*GOAL:* All of the lines below are to be transcribed faithfully, with pictures excluded from the copy.

*MATERIAL TO PROCESS:*
═══

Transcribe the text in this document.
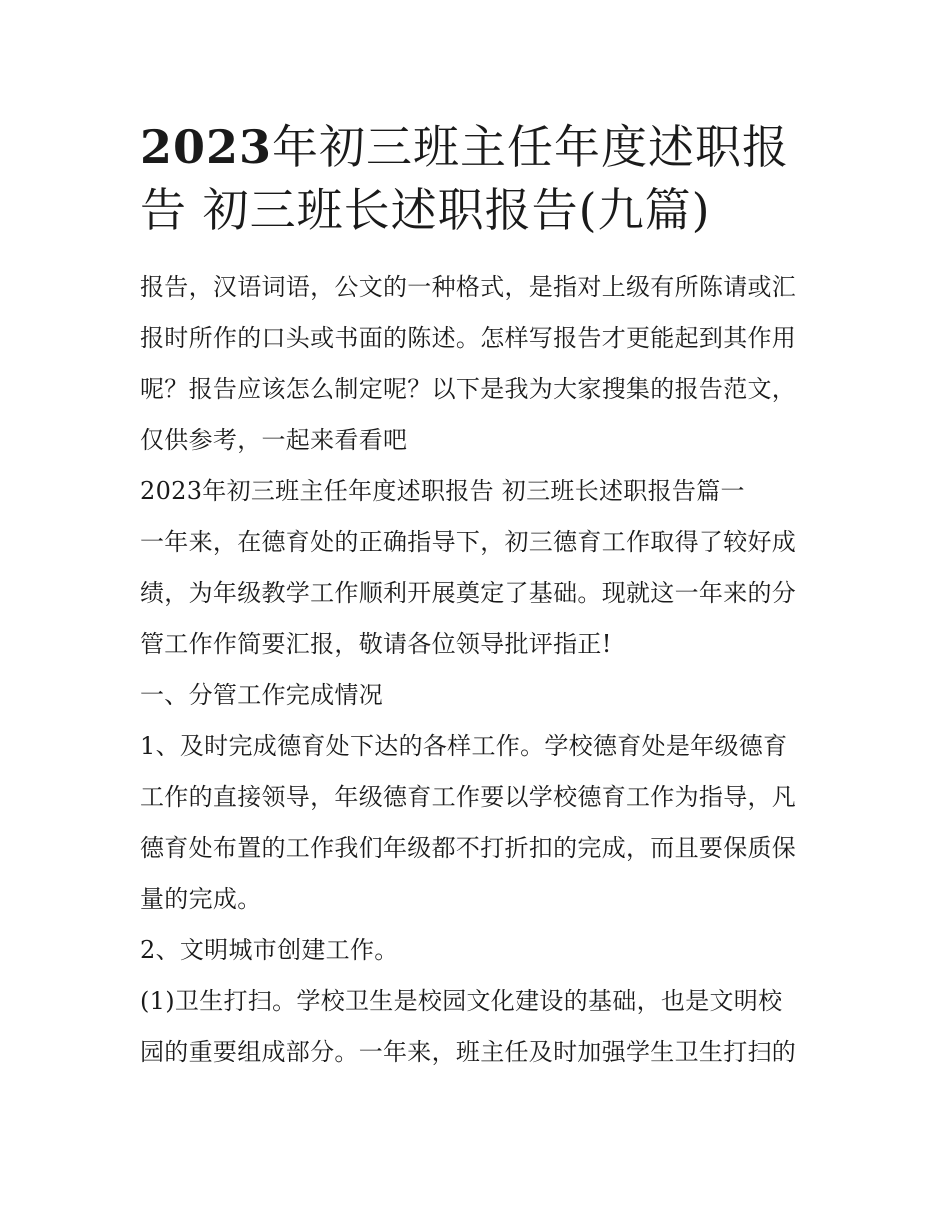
2023年初三班主任年度述职报
告 初三班长述职报告(九篇)
报告，汉语词语，公文的一种格式，是指对上级有所陈请或汇
报时所作的口头或书面的陈述。怎样写报告才更能起到其作用
呢？报告应该怎么制定呢？以下是我为大家搜集的报告范文，
仅供参考，一起来看看吧
2023年初三班主任年度述职报告 初三班长述职报告篇一
一年来，在德育处的正确指导下，初三德育工作取得了较好成
绩，为年级教学工作顺利开展奠定了基础。现就这一年来的分
管工作作简要汇报，敬请各位领导批评指正!
一、分管工作完成情况
1、及时完成德育处下达的各样工作。学校德育处是年级德育
工作的直接领导，年级德育工作要以学校德育工作为指导，凡
德育处布置的工作我们年级都不打折扣的完成，而且要保质保
量的完成。
2、文明城市创建工作。
(1)卫生打扫。学校卫生是校园文化建设的基础，也是文明校
园的重要组成部分。一年来，班主任及时加强学生卫生打扫的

═══

*ANSWER TO THIS TASK:*
Transcribe the text in this document.
2023年初三班主任年度述职报
告 初三班长述职报告(九篇)
报告，汉语词语，公文的一种格式，是指对上级有所陈请或汇
报时所作的口头或书面的陈述。怎样写报告才更能起到其作用
呢？报告应该怎么制定呢？以下是我为大家搜集的报告范文，
仅供参考，一起来看看吧
2023年初三班主任年度述职报告 初三班长述职报告篇一
一年来，在德育处的正确指导下，初三德育工作取得了较好成
绩，为年级教学工作顺利开展奠定了基础。现就这一年来的分
管工作作简要汇报，敬请各位领导批评指正!
一、分管工作完成情况
1、及时完成德育处下达的各样工作。学校德育处是年级德育
工作的直接领导，年级德育工作要以学校德育工作为指导，凡
德育处布置的工作我们年级都不打折扣的完成，而且要保质保
量的完成。
2、文明城市创建工作。
(1)卫生打扫。学校卫生是校园文化建设的基础，也是文明校
园的重要组成部分。一年来，班主任及时加强学生卫生打扫的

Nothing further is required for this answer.